■ DIRECTIVE ■
Can you set out every line of the material below as a numbered list, leaving out any blank lines?

■ Layout region records ■
_ _ _ _ _ _ _

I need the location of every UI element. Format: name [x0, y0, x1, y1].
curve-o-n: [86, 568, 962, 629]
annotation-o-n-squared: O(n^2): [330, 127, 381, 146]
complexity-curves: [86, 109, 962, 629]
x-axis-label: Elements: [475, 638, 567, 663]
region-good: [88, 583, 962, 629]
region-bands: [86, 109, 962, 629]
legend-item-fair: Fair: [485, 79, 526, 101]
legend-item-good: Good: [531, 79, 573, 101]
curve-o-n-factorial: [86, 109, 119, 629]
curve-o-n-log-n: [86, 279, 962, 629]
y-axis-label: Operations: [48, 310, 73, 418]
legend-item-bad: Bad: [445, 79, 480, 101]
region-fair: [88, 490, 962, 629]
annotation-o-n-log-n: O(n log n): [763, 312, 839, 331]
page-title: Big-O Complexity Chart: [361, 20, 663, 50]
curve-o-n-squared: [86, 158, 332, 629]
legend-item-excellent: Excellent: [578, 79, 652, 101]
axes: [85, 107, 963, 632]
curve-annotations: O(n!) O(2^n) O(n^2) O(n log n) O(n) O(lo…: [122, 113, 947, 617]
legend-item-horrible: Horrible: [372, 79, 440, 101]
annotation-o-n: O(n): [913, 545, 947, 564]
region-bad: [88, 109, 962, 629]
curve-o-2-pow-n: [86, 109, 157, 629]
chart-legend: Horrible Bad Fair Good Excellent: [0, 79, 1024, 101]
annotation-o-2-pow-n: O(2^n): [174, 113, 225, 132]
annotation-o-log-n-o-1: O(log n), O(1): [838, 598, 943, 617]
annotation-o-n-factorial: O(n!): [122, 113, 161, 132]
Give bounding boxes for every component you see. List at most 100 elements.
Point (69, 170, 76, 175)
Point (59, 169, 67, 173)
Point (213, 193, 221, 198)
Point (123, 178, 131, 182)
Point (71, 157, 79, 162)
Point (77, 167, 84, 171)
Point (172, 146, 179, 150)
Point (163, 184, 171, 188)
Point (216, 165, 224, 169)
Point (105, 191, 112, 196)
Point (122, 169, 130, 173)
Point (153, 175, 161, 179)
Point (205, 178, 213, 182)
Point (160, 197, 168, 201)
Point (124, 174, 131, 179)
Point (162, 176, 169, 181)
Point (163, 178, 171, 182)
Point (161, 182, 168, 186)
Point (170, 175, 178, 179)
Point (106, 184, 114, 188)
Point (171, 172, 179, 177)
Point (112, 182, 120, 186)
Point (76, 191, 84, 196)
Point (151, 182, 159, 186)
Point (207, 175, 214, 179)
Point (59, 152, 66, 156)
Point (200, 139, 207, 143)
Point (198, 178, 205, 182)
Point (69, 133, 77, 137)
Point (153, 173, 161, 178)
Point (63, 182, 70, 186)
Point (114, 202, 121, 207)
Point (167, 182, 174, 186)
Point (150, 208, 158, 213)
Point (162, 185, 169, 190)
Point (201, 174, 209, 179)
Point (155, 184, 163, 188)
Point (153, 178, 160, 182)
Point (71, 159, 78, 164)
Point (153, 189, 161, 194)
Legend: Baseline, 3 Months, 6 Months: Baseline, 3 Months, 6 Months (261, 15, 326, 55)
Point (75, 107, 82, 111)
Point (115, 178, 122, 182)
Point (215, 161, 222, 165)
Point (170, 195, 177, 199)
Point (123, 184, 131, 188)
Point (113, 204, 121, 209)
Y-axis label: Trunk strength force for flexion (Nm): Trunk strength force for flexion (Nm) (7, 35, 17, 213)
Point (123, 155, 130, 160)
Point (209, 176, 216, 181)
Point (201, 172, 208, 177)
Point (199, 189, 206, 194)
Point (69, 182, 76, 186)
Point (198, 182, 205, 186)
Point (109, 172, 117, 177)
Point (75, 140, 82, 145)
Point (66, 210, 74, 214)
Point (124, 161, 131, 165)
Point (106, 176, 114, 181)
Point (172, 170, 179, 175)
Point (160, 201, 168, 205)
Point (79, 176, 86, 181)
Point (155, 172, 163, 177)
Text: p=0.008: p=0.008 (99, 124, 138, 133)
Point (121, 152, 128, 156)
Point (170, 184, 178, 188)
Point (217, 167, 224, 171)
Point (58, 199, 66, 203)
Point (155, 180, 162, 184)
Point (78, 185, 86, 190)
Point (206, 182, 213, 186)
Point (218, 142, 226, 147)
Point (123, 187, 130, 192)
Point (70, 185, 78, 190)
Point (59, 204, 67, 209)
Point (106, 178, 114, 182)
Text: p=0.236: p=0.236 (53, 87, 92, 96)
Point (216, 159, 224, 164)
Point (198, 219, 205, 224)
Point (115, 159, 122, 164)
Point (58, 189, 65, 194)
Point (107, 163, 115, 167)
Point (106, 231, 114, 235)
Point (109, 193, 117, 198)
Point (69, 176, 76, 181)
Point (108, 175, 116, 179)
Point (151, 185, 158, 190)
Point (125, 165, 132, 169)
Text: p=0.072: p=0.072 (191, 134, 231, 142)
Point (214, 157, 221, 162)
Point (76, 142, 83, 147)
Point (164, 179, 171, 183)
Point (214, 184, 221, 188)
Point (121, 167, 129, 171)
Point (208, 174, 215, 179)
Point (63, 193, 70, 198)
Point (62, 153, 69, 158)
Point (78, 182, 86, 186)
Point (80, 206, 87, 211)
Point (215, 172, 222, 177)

_ _ _ _ _ _ _

■ PROBLEM SOLUTION ■
1. I need the location of every UI element. Format: name [x0, y0, x1, y1].
2. curve-o-n: [86, 568, 962, 629]
3. annotation-o-n-squared: O(n^2): [330, 127, 381, 146]
4. complexity-curves: [86, 109, 962, 629]
5. x-axis-label: Elements: [475, 638, 567, 663]
6. region-good: [88, 583, 962, 629]
7. region-bands: [86, 109, 962, 629]
8. legend-item-fair: Fair: [485, 79, 526, 101]
9. legend-item-good: Good: [531, 79, 573, 101]
10. curve-o-n-factorial: [86, 109, 119, 629]
11. curve-o-n-log-n: [86, 279, 962, 629]
12. y-axis-label: Operations: [48, 310, 73, 418]
13. legend-item-bad: Bad: [445, 79, 480, 101]
14. region-fair: [88, 490, 962, 629]
15. annotation-o-n-log-n: O(n log n): [763, 312, 839, 331]
16. page-title: Big-O Complexity Chart: [361, 20, 663, 50]
17. curve-o-n-squared: [86, 158, 332, 629]
18. legend-item-excellent: Excellent: [578, 79, 652, 101]
19. axes: [85, 107, 963, 632]
20. curve-annotations: O(n!) O(2^n) O(n^2) O(n log n) O(n) O(lo…: [122, 113, 947, 617]
21. legend-item-horrible: Horrible: [372, 79, 440, 101]
22. annotation-o-n: O(n): [913, 545, 947, 564]
23. region-bad: [88, 109, 962, 629]
24. curve-o-2-pow-n: [86, 109, 157, 629]
25. chart-legend: Horrible Bad Fair Good Excellent: [0, 79, 1024, 101]
26. annotation-o-2-pow-n: O(2^n): [174, 113, 225, 132]
27. annotation-o-log-n-o-1: O(log n), O(1): [838, 598, 943, 617]
28. annotation-o-n-factorial: O(n!): [122, 113, 161, 132]
29. Give bounding boxes for every component you see. List at most 100 elements.
30. Point (69, 170, 76, 175)
31. Point (59, 169, 67, 173)
32. Point (213, 193, 221, 198)
33. Point (123, 178, 131, 182)
34. Point (71, 157, 79, 162)
35. Point (77, 167, 84, 171)
36. Point (172, 146, 179, 150)
37. Point (163, 184, 171, 188)
38. Point (216, 165, 224, 169)
39. Point (105, 191, 112, 196)
40. Point (122, 169, 130, 173)
41. Point (153, 175, 161, 179)
42. Point (205, 178, 213, 182)
43. Point (160, 197, 168, 201)
44. Point (124, 174, 131, 179)
45. Point (162, 176, 169, 181)
46. Point (163, 178, 171, 182)
47. Point (161, 182, 168, 186)
48. Point (170, 175, 178, 179)
49. Point (106, 184, 114, 188)
50. Point (171, 172, 179, 177)
51. Point (112, 182, 120, 186)
52. Point (76, 191, 84, 196)
53. Point (151, 182, 159, 186)
54. Point (207, 175, 214, 179)
55. Point (59, 152, 66, 156)
56. Point (200, 139, 207, 143)
57. Point (198, 178, 205, 182)
58. Point (69, 133, 77, 137)
59. Point (153, 173, 161, 178)
60. Point (63, 182, 70, 186)
61. Point (114, 202, 121, 207)
62. Point (167, 182, 174, 186)
63. Point (150, 208, 158, 213)
64. Point (162, 185, 169, 190)
65. Point (201, 174, 209, 179)
66. Point (155, 184, 163, 188)
67. Point (153, 178, 160, 182)
68. Point (71, 159, 78, 164)
69. Point (153, 189, 161, 194)
70. Legend: Baseline, 3 Months, 6 Months: Baseline, 3 Months, 6 Months (261, 15, 326, 55)
71. Point (75, 107, 82, 111)
72. Point (115, 178, 122, 182)
73. Point (215, 161, 222, 165)
74. Point (170, 195, 177, 199)
75. Point (123, 184, 131, 188)
76. Point (113, 204, 121, 209)
77. Y-axis label: Trunk strength force for flexion (Nm): Trunk strength force for flexion (Nm) (7, 35, 17, 213)
78. Point (123, 155, 130, 160)
79. Point (209, 176, 216, 181)
80. Point (201, 172, 208, 177)
81. Point (199, 189, 206, 194)
82. Point (69, 182, 76, 186)
83. Point (198, 182, 205, 186)
84. Point (109, 172, 117, 177)
85. Point (75, 140, 82, 145)
86. Point (66, 210, 74, 214)
87. Point (124, 161, 131, 165)
88. Point (106, 176, 114, 181)
89. Point (172, 170, 179, 175)
90. Point (160, 201, 168, 205)
91. Point (79, 176, 86, 181)
92. Point (155, 172, 163, 177)
93. Text: p=0.008: p=0.008 (99, 124, 138, 133)
94. Point (121, 152, 128, 156)
95. Point (170, 184, 178, 188)
96. Point (217, 167, 224, 171)
97. Point (58, 199, 66, 203)
98. Point (155, 180, 162, 184)
99. Point (78, 185, 86, 190)
100. Point (206, 182, 213, 186)
101. Point (218, 142, 226, 147)
102. Point (123, 187, 130, 192)
103. Point (70, 185, 78, 190)
104. Point (59, 204, 67, 209)
105. Point (106, 178, 114, 182)
106. Text: p=0.236: p=0.236 (53, 87, 92, 96)
107. Point (216, 159, 224, 164)
108. Point (198, 219, 205, 224)
109. Point (115, 159, 122, 164)
110. Point (58, 189, 65, 194)
111. Point (107, 163, 115, 167)
112. Point (106, 231, 114, 235)
113. Point (109, 193, 117, 198)
114. Point (69, 176, 76, 181)
115. Point (108, 175, 116, 179)
116. Point (151, 185, 158, 190)
117. Point (125, 165, 132, 169)
118. Text: p=0.072: p=0.072 (191, 134, 231, 142)
119. Point (214, 157, 221, 162)
120. Point (76, 142, 83, 147)
121. Point (164, 179, 171, 183)
122. Point (214, 184, 221, 188)
123. Point (121, 167, 129, 171)
124. Point (208, 174, 215, 179)
125. Point (63, 193, 70, 198)
126. Point (62, 153, 69, 158)
127. Point (78, 182, 86, 186)
128. Point (80, 206, 87, 211)
129. Point (215, 172, 222, 177)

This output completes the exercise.